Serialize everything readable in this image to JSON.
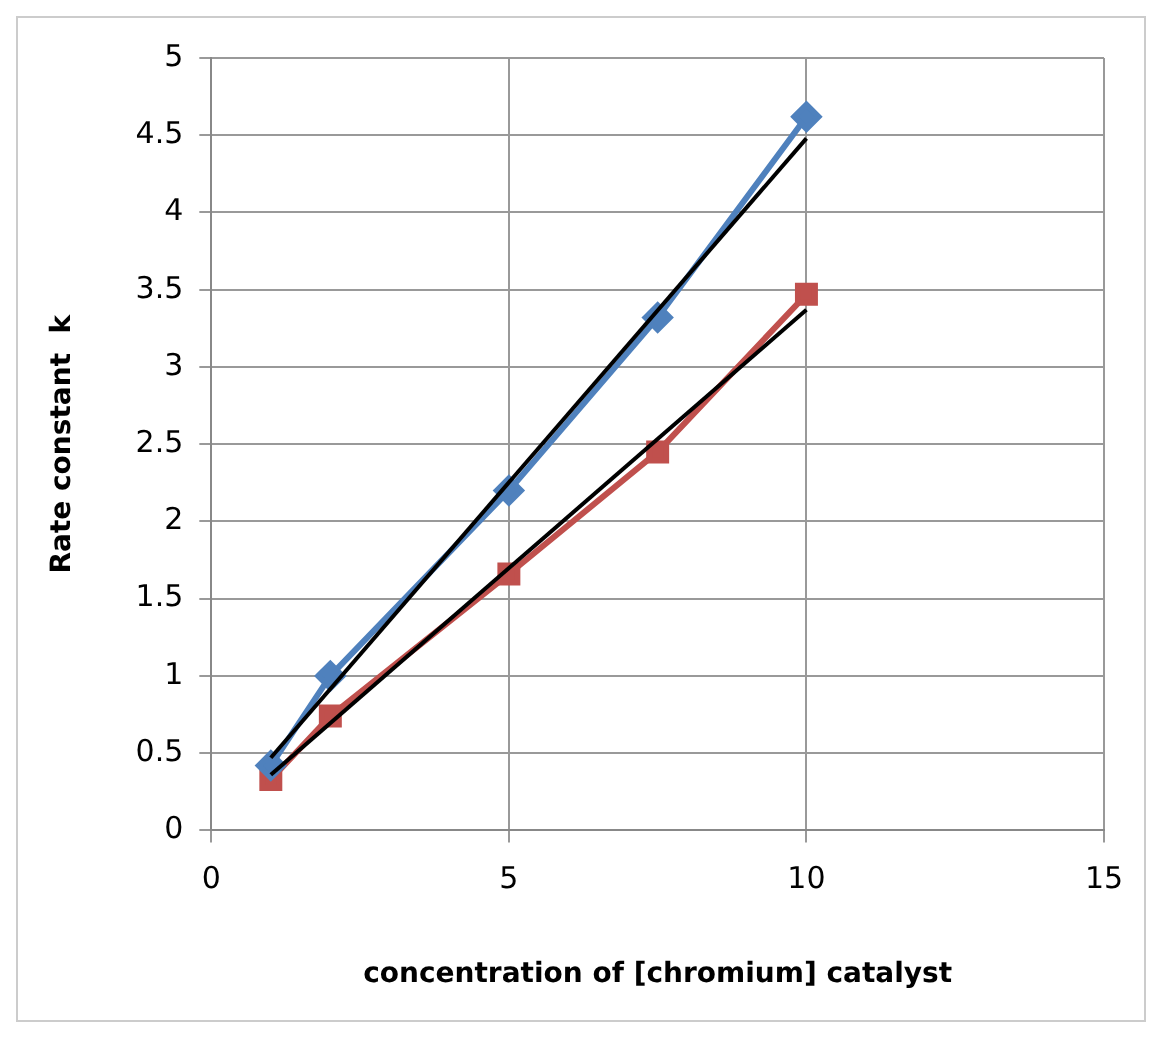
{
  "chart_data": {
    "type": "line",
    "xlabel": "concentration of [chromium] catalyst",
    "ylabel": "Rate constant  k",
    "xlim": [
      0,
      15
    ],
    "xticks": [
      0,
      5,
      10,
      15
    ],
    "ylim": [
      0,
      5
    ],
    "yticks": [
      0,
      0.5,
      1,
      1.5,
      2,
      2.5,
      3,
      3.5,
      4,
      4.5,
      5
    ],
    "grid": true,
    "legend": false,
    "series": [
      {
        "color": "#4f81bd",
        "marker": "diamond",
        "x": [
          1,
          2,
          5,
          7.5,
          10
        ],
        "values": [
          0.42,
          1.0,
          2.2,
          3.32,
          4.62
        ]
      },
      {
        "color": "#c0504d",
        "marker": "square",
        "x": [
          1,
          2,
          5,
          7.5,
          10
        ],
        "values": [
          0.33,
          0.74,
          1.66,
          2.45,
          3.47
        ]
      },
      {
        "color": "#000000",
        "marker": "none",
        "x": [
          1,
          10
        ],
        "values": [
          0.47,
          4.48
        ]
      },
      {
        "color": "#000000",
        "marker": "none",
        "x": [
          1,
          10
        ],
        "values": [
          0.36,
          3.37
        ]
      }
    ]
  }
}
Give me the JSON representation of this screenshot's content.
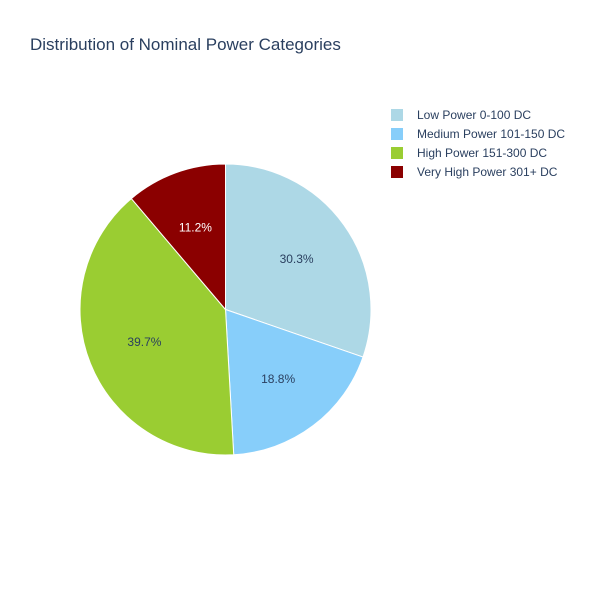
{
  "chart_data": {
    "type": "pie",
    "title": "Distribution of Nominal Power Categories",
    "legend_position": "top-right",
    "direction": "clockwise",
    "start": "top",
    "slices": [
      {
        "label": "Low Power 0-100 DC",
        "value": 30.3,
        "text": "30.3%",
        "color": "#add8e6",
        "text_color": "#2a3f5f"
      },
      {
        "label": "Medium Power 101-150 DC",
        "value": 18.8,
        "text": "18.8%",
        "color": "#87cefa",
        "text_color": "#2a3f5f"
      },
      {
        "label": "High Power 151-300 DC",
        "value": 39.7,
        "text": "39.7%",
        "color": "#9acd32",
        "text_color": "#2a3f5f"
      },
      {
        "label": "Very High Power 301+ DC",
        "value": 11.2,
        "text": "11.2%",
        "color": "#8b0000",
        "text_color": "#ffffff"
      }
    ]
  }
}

▬▬▬▬▬▬▬▬▬▬

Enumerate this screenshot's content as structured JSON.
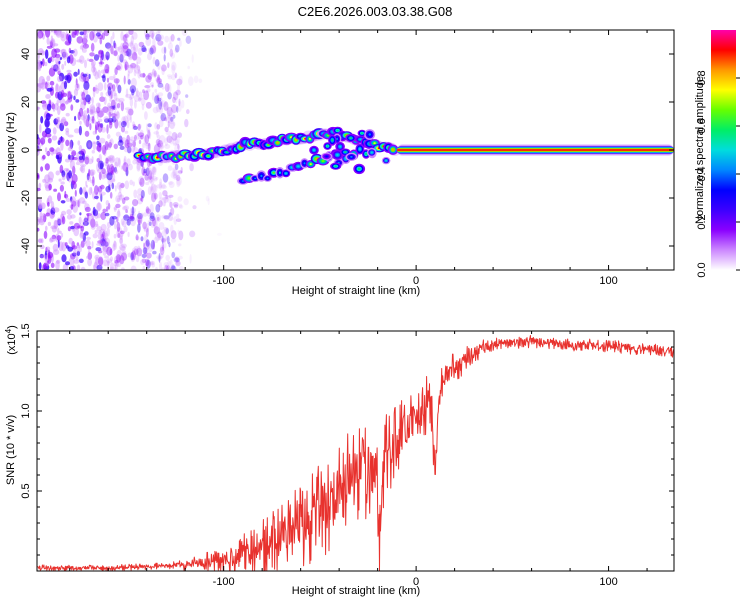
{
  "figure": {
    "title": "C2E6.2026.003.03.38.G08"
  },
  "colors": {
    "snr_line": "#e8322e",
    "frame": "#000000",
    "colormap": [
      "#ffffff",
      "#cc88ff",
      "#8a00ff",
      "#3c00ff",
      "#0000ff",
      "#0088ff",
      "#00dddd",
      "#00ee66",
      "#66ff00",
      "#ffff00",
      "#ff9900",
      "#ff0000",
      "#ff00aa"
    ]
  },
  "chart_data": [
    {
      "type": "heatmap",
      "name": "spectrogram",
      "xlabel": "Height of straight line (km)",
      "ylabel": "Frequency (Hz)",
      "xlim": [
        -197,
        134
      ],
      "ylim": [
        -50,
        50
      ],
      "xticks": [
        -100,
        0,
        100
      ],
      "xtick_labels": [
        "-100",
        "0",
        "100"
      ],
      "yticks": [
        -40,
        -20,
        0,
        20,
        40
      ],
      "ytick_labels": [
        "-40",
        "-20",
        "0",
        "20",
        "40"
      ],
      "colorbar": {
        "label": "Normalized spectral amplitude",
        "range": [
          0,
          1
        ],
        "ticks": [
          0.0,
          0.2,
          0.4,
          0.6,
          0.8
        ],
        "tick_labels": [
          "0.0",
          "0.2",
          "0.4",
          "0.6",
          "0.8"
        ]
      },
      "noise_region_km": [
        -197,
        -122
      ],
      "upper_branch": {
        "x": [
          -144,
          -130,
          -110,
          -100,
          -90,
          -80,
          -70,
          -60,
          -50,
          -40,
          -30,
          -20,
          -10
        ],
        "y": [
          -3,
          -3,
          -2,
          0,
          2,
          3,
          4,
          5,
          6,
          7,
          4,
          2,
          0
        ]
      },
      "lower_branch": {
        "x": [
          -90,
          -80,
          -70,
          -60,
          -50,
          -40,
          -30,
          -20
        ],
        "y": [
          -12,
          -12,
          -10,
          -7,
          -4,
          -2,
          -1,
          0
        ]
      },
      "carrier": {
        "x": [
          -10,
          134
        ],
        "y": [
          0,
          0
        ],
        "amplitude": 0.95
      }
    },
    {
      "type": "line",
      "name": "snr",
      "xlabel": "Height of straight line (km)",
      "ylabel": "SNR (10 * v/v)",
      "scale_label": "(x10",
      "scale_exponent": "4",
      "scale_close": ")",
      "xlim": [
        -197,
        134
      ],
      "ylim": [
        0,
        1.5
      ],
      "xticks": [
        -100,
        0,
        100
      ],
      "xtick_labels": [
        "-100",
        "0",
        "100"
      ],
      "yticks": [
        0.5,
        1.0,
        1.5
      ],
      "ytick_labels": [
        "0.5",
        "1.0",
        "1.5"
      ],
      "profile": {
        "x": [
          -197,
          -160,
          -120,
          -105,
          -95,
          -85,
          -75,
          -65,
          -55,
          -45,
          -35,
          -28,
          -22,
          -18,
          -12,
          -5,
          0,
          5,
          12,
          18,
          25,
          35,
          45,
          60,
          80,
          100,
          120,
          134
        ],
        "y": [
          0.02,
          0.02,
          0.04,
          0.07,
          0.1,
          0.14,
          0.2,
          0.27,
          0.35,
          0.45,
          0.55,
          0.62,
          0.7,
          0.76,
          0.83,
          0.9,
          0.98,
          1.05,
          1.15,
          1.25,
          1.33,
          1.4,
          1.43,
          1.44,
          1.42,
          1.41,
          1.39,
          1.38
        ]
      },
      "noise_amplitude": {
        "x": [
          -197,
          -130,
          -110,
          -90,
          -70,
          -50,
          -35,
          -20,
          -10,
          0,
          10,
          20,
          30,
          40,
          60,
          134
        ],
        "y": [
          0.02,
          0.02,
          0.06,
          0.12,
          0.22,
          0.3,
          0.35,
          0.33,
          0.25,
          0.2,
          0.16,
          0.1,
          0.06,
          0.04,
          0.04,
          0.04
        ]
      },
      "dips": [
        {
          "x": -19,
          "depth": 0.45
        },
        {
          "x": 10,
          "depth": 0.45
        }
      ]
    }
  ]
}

▬▬▬▬▬▬▬▬▬▬

[Problem requirements] Copy every line in the records above that contains the word "screenshot".

[Task result]
Give me the JSON representation of this screenshot's content.
Enumerate this screenshot's content as structured JSON.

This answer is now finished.